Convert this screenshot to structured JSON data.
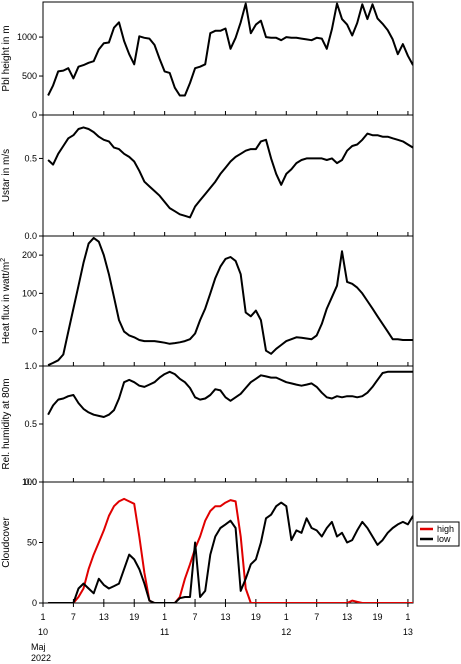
{
  "chart_data": [
    {
      "type": "line",
      "ylabel": "Pbl height in m",
      "ylim": [
        0,
        1450
      ],
      "yticks": [
        0,
        500,
        1000
      ],
      "ytick_labels": [
        "0",
        "500",
        "1000"
      ],
      "series": [
        {
          "color": "#000000",
          "x": [
            1,
            2,
            3,
            4,
            5,
            6,
            7,
            8,
            9,
            10,
            11,
            12,
            13,
            14,
            15,
            16,
            17,
            18,
            19,
            20,
            21,
            22,
            23,
            24,
            25,
            26,
            27,
            28,
            29,
            30,
            31,
            32,
            33,
            34,
            35,
            36,
            37,
            38,
            39,
            40,
            41,
            42,
            43,
            44,
            45,
            46,
            47,
            48,
            49,
            50,
            51,
            52,
            53,
            54,
            55,
            56,
            57,
            58,
            59,
            60,
            61,
            62,
            63,
            64,
            65,
            66,
            67,
            68,
            69,
            70,
            71,
            72,
            73
          ],
          "y": [
            250,
            380,
            560,
            570,
            600,
            470,
            620,
            640,
            670,
            690,
            840,
            920,
            930,
            1120,
            1190,
            950,
            780,
            650,
            1010,
            990,
            980,
            900,
            720,
            560,
            540,
            350,
            250,
            250,
            410,
            600,
            620,
            650,
            1050,
            1080,
            1080,
            1110,
            850,
            990,
            1190,
            1430,
            1050,
            1160,
            1210,
            1000,
            990,
            990,
            960,
            1000,
            990,
            990,
            980,
            970,
            960,
            990,
            980,
            850,
            1100,
            1430,
            1230,
            1160,
            1020,
            1180,
            1420,
            1230,
            1420,
            1240,
            1170,
            1090,
            970,
            780,
            910,
            760,
            640
          ]
        }
      ]
    },
    {
      "type": "line",
      "ylabel": "Ustar in m/s",
      "ylim": [
        0,
        0.78
      ],
      "yticks": [
        0,
        0.5
      ],
      "ytick_labels": [
        "0.0",
        "0.5"
      ],
      "series": [
        {
          "color": "#000000",
          "x": [
            1,
            2,
            3,
            4,
            5,
            6,
            7,
            8,
            9,
            10,
            11,
            12,
            13,
            14,
            15,
            16,
            17,
            18,
            19,
            20,
            21,
            22,
            23,
            24,
            25,
            26,
            27,
            28,
            29,
            30,
            31,
            32,
            33,
            34,
            35,
            36,
            37,
            38,
            39,
            40,
            41,
            42,
            43,
            44,
            45,
            46,
            47,
            48,
            49,
            50,
            51,
            52,
            53,
            54,
            55,
            56,
            57,
            58,
            59,
            60,
            61,
            62,
            63,
            64,
            65,
            66,
            67,
            68,
            69,
            70,
            71,
            72,
            73
          ],
          "y": [
            0.49,
            0.46,
            0.53,
            0.58,
            0.63,
            0.65,
            0.69,
            0.7,
            0.69,
            0.67,
            0.64,
            0.62,
            0.61,
            0.57,
            0.56,
            0.53,
            0.51,
            0.48,
            0.42,
            0.35,
            0.32,
            0.29,
            0.26,
            0.22,
            0.18,
            0.16,
            0.14,
            0.13,
            0.12,
            0.19,
            0.23,
            0.27,
            0.31,
            0.35,
            0.4,
            0.44,
            0.48,
            0.51,
            0.53,
            0.55,
            0.56,
            0.56,
            0.61,
            0.62,
            0.5,
            0.4,
            0.33,
            0.4,
            0.43,
            0.47,
            0.49,
            0.5,
            0.5,
            0.5,
            0.5,
            0.49,
            0.5,
            0.47,
            0.49,
            0.55,
            0.58,
            0.59,
            0.62,
            0.66,
            0.65,
            0.65,
            0.64,
            0.64,
            0.63,
            0.62,
            0.61,
            0.59,
            0.57
          ]
        }
      ]
    },
    {
      "type": "line",
      "ylabel": "Heat flux in watt/m",
      "ylabel_sup": "2",
      "ylim": [
        -90,
        250
      ],
      "yticks": [
        0,
        100,
        200
      ],
      "ytick_labels": [
        "0",
        "100",
        "200"
      ],
      "series": [
        {
          "color": "#000000",
          "x": [
            1,
            2,
            3,
            4,
            5,
            6,
            7,
            8,
            9,
            10,
            11,
            12,
            13,
            14,
            15,
            16,
            17,
            18,
            19,
            20,
            21,
            22,
            23,
            24,
            25,
            26,
            27,
            28,
            29,
            30,
            31,
            32,
            33,
            34,
            35,
            36,
            37,
            38,
            39,
            40,
            41,
            42,
            43,
            44,
            45,
            46,
            47,
            48,
            49,
            50,
            51,
            52,
            53,
            54,
            55,
            56,
            57,
            58,
            59,
            60,
            61,
            62,
            63,
            64,
            65,
            66,
            67,
            68,
            69,
            70,
            71,
            72,
            73
          ],
          "y": [
            -88,
            -82,
            -75,
            -60,
            0,
            60,
            120,
            180,
            230,
            245,
            235,
            200,
            150,
            90,
            30,
            0,
            -10,
            -15,
            -22,
            -25,
            -25,
            -25,
            -27,
            -29,
            -32,
            -30,
            -28,
            -25,
            -20,
            -5,
            30,
            60,
            100,
            140,
            170,
            190,
            195,
            185,
            150,
            50,
            40,
            55,
            30,
            -50,
            -58,
            -45,
            -35,
            -25,
            -20,
            -15,
            -16,
            -18,
            -20,
            -10,
            20,
            60,
            90,
            120,
            210,
            130,
            125,
            115,
            100,
            80,
            60,
            40,
            20,
            0,
            -20,
            -20,
            -22,
            -22,
            -22
          ]
        }
      ]
    },
    {
      "type": "line",
      "ylabel": "Rel. humidity at 80m",
      "ylim": [
        0,
        1.0
      ],
      "yticks": [
        0,
        0.5,
        1.0
      ],
      "ytick_labels": [
        "0.0",
        "0.5",
        "1.0"
      ],
      "series": [
        {
          "color": "#000000",
          "x": [
            1,
            2,
            3,
            4,
            5,
            6,
            7,
            8,
            9,
            10,
            11,
            12,
            13,
            14,
            15,
            16,
            17,
            18,
            19,
            20,
            21,
            22,
            23,
            24,
            25,
            26,
            27,
            28,
            29,
            30,
            31,
            32,
            33,
            34,
            35,
            36,
            37,
            38,
            39,
            40,
            41,
            42,
            43,
            44,
            45,
            46,
            47,
            48,
            49,
            50,
            51,
            52,
            53,
            54,
            55,
            56,
            57,
            58,
            59,
            60,
            61,
            62,
            63,
            64,
            65,
            66,
            67,
            68,
            69,
            70,
            71,
            72,
            73
          ],
          "y": [
            0.58,
            0.66,
            0.71,
            0.72,
            0.74,
            0.75,
            0.68,
            0.63,
            0.6,
            0.58,
            0.57,
            0.56,
            0.58,
            0.62,
            0.72,
            0.86,
            0.88,
            0.86,
            0.83,
            0.82,
            0.84,
            0.86,
            0.9,
            0.93,
            0.95,
            0.93,
            0.89,
            0.86,
            0.81,
            0.73,
            0.71,
            0.72,
            0.75,
            0.8,
            0.79,
            0.73,
            0.7,
            0.73,
            0.76,
            0.81,
            0.86,
            0.89,
            0.92,
            0.91,
            0.9,
            0.9,
            0.88,
            0.86,
            0.85,
            0.84,
            0.83,
            0.84,
            0.85,
            0.82,
            0.77,
            0.73,
            0.72,
            0.74,
            0.73,
            0.74,
            0.74,
            0.73,
            0.74,
            0.77,
            0.82,
            0.88,
            0.94,
            0.95,
            0.95,
            0.95,
            0.95,
            0.95,
            0.95
          ]
        }
      ]
    },
    {
      "type": "line",
      "ylabel": "Cloudcover",
      "ylim": [
        0,
        100
      ],
      "yticks": [
        0,
        50,
        100
      ],
      "ytick_labels": [
        "0",
        "50",
        "100"
      ],
      "legend": {
        "position": "right",
        "entries": [
          "high",
          "low"
        ]
      },
      "series": [
        {
          "name": "high",
          "color": "#e00000",
          "x": [
            1,
            2,
            3,
            4,
            5,
            6,
            7,
            8,
            9,
            10,
            11,
            12,
            13,
            14,
            15,
            16,
            17,
            18,
            19,
            20,
            21,
            22,
            23,
            24,
            25,
            26,
            27,
            28,
            29,
            30,
            31,
            32,
            33,
            34,
            35,
            36,
            37,
            38,
            39,
            40,
            41,
            42,
            43,
            44,
            45,
            46,
            47,
            48,
            49,
            50,
            51,
            52,
            53,
            54,
            55,
            56,
            57,
            58,
            59,
            60,
            61,
            62,
            63,
            64,
            65,
            66,
            67,
            68,
            69,
            70,
            71,
            72,
            73
          ],
          "y": [
            0,
            0,
            0,
            0,
            0,
            0,
            5,
            12,
            28,
            40,
            50,
            60,
            72,
            80,
            84,
            86,
            84,
            82,
            55,
            25,
            2,
            0,
            0,
            0,
            0,
            0,
            5,
            20,
            32,
            45,
            55,
            68,
            76,
            80,
            80,
            83,
            85,
            84,
            55,
            12,
            0,
            0,
            0,
            0,
            0,
            0,
            0,
            0,
            0,
            0,
            0,
            0,
            0,
            0,
            0,
            0,
            0,
            0,
            0,
            0,
            2,
            1,
            0,
            0,
            0,
            0,
            0,
            0,
            0,
            0,
            0,
            0,
            0
          ]
        },
        {
          "name": "low",
          "color": "#000000",
          "x": [
            1,
            2,
            3,
            4,
            5,
            6,
            7,
            8,
            9,
            10,
            11,
            12,
            13,
            14,
            15,
            16,
            17,
            18,
            19,
            20,
            21,
            22,
            23,
            24,
            25,
            26,
            27,
            28,
            29,
            30,
            31,
            32,
            33,
            34,
            35,
            36,
            37,
            38,
            39,
            40,
            41,
            42,
            43,
            44,
            45,
            46,
            47,
            48,
            49,
            50,
            51,
            52,
            53,
            54,
            55,
            56,
            57,
            58,
            59,
            60,
            61,
            62,
            63,
            64,
            65,
            66,
            67,
            68,
            69,
            70,
            71,
            72,
            73
          ],
          "y": [
            0,
            0,
            0,
            0,
            0,
            0,
            12,
            16,
            12,
            8,
            20,
            15,
            12,
            14,
            16,
            28,
            40,
            36,
            28,
            16,
            2,
            0,
            0,
            0,
            0,
            0,
            4,
            5,
            5,
            50,
            5,
            10,
            40,
            55,
            62,
            65,
            68,
            62,
            10,
            20,
            32,
            36,
            50,
            70,
            73,
            80,
            83,
            80,
            52,
            60,
            58,
            70,
            62,
            60,
            55,
            62,
            67,
            55,
            58,
            50,
            52,
            60,
            67,
            62,
            55,
            48,
            52,
            58,
            62,
            65,
            67,
            65,
            72
          ]
        }
      ]
    }
  ],
  "x_axis": {
    "xlim": [
      0,
      73
    ],
    "ticks": [
      0,
      6,
      12,
      18,
      24,
      30,
      36,
      42,
      48,
      54,
      60,
      66,
      72
    ],
    "tick_labels": [
      "1",
      "7",
      "13",
      "19",
      "1",
      "7",
      "13",
      "19",
      "1",
      "7",
      "13",
      "19",
      "1"
    ],
    "day_labels": [
      {
        "x": 0,
        "label": "10"
      },
      {
        "x": 24,
        "label": "11"
      },
      {
        "x": 48,
        "label": "12"
      },
      {
        "x": 72,
        "label": "13"
      }
    ],
    "month_label": "Maj",
    "year_label": "2022"
  }
}
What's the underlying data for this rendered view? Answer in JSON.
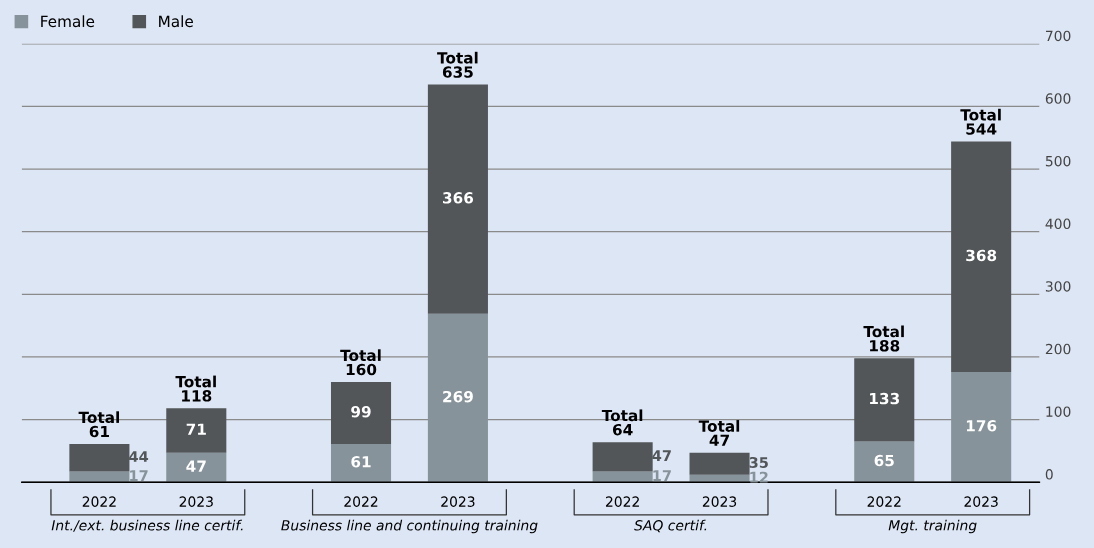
==============================
*THE EXERCISE:*
Within the listing above, copy each line that has the string "JSON".

*RESPONSE:*
Convert this screenshot to structured JSON data.
What's the underlying data for this rendered view? Answer in JSON.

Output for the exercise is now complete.